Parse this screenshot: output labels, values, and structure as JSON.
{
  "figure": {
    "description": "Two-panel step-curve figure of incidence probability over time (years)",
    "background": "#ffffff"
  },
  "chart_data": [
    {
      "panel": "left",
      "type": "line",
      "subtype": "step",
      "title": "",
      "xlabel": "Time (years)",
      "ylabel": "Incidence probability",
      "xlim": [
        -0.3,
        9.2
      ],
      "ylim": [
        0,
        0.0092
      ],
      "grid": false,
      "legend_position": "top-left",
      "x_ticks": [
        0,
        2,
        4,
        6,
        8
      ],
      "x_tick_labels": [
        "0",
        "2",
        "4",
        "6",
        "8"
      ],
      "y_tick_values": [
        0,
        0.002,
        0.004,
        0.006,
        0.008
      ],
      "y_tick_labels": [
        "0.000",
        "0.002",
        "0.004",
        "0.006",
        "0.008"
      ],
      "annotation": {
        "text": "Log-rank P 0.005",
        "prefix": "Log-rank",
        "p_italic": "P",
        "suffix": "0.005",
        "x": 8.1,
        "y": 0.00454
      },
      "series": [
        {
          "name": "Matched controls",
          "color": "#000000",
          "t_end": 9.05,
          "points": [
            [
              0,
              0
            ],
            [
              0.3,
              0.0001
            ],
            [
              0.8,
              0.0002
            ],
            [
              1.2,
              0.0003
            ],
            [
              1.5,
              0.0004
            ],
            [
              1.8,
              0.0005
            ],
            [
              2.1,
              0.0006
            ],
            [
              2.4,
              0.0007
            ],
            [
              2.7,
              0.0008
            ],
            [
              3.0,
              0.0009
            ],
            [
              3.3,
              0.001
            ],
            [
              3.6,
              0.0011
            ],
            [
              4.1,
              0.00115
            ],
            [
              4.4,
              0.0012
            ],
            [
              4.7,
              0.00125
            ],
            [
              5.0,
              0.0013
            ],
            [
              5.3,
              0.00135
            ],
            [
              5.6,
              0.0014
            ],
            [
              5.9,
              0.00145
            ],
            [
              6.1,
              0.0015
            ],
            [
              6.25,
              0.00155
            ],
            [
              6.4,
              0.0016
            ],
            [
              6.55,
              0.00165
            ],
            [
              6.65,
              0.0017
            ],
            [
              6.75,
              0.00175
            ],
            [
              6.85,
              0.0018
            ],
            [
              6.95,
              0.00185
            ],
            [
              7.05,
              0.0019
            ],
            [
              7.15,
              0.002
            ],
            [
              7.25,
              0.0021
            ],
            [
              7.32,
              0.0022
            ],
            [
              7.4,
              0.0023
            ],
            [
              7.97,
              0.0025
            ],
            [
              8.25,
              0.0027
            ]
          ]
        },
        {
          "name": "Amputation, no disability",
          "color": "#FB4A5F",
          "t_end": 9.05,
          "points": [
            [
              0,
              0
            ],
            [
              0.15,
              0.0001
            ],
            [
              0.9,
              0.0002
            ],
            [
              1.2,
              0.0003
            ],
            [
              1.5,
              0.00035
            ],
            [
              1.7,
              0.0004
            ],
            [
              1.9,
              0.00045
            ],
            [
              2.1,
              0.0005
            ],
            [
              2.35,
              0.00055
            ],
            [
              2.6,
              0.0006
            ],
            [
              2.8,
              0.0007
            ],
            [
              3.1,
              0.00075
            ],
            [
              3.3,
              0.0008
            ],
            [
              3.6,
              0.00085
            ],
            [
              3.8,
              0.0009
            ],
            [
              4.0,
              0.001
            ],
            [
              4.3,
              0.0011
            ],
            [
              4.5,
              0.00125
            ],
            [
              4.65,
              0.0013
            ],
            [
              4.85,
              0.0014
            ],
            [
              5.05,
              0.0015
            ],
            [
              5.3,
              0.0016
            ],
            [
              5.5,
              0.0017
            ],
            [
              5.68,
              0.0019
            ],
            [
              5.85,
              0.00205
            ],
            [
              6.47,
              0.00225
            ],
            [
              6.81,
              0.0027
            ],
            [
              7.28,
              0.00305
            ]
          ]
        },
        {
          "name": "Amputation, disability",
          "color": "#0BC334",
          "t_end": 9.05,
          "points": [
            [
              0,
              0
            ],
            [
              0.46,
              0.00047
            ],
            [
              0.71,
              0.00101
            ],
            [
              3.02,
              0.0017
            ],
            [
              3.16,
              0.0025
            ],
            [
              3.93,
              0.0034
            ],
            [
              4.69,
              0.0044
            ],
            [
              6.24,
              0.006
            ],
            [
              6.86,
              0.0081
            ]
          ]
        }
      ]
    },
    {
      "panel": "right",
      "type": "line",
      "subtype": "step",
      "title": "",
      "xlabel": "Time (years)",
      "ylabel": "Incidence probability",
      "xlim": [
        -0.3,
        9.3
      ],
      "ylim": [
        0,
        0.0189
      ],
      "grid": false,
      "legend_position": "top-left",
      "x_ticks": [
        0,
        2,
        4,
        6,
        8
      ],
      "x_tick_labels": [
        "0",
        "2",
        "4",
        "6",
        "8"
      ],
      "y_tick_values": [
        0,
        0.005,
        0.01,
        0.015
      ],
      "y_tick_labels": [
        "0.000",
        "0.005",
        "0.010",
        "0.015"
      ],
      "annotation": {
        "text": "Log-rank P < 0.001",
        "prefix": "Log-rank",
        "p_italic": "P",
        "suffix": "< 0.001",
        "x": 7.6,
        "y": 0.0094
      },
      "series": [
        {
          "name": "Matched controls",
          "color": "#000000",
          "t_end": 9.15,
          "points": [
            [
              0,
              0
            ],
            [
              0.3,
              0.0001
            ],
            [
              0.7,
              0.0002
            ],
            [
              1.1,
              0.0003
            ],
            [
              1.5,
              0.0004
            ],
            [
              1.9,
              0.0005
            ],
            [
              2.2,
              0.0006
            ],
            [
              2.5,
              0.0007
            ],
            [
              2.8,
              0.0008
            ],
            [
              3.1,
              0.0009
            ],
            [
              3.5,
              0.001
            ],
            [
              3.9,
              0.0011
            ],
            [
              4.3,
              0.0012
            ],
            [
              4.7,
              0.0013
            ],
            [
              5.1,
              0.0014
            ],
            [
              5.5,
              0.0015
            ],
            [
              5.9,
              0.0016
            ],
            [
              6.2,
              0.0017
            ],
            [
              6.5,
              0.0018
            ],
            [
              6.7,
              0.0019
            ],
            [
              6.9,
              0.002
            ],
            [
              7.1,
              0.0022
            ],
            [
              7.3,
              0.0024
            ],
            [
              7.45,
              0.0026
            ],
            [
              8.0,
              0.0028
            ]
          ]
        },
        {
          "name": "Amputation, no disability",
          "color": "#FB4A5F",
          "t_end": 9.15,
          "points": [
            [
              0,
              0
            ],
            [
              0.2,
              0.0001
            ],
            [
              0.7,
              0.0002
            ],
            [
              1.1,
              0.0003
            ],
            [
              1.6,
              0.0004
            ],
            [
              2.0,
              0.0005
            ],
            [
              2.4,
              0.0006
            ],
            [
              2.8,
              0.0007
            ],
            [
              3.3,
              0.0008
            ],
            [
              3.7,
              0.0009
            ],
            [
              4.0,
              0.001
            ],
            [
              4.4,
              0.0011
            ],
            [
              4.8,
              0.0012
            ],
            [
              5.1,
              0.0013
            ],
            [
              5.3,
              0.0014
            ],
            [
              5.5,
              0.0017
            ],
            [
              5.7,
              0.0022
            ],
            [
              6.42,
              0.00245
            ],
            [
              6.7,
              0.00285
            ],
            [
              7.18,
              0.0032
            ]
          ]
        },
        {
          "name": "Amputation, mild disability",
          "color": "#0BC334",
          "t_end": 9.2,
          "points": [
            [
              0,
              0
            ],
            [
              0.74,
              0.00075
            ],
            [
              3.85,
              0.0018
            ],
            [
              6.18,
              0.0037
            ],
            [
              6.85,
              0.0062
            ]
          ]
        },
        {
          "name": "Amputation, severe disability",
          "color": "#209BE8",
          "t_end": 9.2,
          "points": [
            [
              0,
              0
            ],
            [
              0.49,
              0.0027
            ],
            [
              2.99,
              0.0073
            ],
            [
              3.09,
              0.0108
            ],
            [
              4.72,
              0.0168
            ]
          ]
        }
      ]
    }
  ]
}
##########
- WORK INSTRUCTIONS -
Scan the listing above. Collect all lines with the word "disability".

- RESULT BELOW -
          "name": "Amputation, no disability",
          "name": "Amputation, disability",
          "name": "Amputation, no disability",
          "name": "Amputation, mild disability",
          "name": "Amputation, severe disability",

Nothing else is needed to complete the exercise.